- **WHAT IS BEING ASKED**:
Repeat the whole listing exactly as written.

- **GIVEN DATA**:

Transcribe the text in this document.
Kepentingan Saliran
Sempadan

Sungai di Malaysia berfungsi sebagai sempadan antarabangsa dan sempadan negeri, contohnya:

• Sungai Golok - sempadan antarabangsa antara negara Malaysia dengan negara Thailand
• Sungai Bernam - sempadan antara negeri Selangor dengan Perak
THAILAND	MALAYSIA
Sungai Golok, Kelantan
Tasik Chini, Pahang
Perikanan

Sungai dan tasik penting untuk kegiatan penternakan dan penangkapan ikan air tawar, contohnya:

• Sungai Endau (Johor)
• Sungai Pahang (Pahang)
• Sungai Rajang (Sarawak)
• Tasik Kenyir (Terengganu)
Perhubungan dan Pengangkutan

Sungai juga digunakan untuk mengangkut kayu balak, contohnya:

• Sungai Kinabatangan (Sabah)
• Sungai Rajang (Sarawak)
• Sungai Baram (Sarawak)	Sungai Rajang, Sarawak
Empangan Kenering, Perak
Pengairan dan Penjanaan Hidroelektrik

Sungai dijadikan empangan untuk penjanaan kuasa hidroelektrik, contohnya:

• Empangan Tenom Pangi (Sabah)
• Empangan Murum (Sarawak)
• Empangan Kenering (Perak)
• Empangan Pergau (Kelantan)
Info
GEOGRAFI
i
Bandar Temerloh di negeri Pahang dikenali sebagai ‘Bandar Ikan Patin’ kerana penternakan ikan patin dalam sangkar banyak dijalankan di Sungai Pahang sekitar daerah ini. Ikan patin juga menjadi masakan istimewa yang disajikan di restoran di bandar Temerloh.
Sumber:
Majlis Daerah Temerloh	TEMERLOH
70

- **FINISHED EXERCISE**:
Transcribe the text in this document.
Kepentingan Saliran
Sempadan

Sungai di Malaysia berfungsi sebagai sempadan antarabangsa dan sempadan negeri, contohnya:

• Sungai Golok - sempadan antarabangsa antara negara Malaysia dengan negara Thailand
• Sungai Bernam - sempadan antara negeri Selangor dengan Perak
THAILAND	MALAYSIA
Sungai Golok, Kelantan
Tasik Chini, Pahang
Perikanan

Sungai dan tasik penting untuk kegiatan penternakan dan penangkapan ikan air tawar, contohnya:

• Sungai Endau (Johor)
• Sungai Pahang (Pahang)
• Sungai Rajang (Sarawak)
• Tasik Kenyir (Terengganu)
Perhubungan dan Pengangkutan

Sungai juga digunakan untuk mengangkut kayu balak, contohnya:

• Sungai Kinabatangan (Sabah)
• Sungai Rajang (Sarawak)
• Sungai Baram (Sarawak)	Sungai Rajang, Sarawak
Empangan Kenering, Perak
Pengairan dan Penjanaan Hidroelektrik

Sungai dijadikan empangan untuk penjanaan kuasa hidroelektrik, contohnya:

• Empangan Tenom Pangi (Sabah)
• Empangan Murum (Sarawak)
• Empangan Kenering (Perak)
• Empangan Pergau (Kelantan)
Info
GEOGRAFI
i
Bandar Temerloh di negeri Pahang dikenali sebagai ‘Bandar Ikan Patin’ kerana penternakan ikan patin dalam sangkar banyak dijalankan di Sungai Pahang sekitar daerah ini. Ikan patin juga menjadi masakan istimewa yang disajikan di restoran di bandar Temerloh.
Sumber:
Majlis Daerah Temerloh	TEMERLOH
70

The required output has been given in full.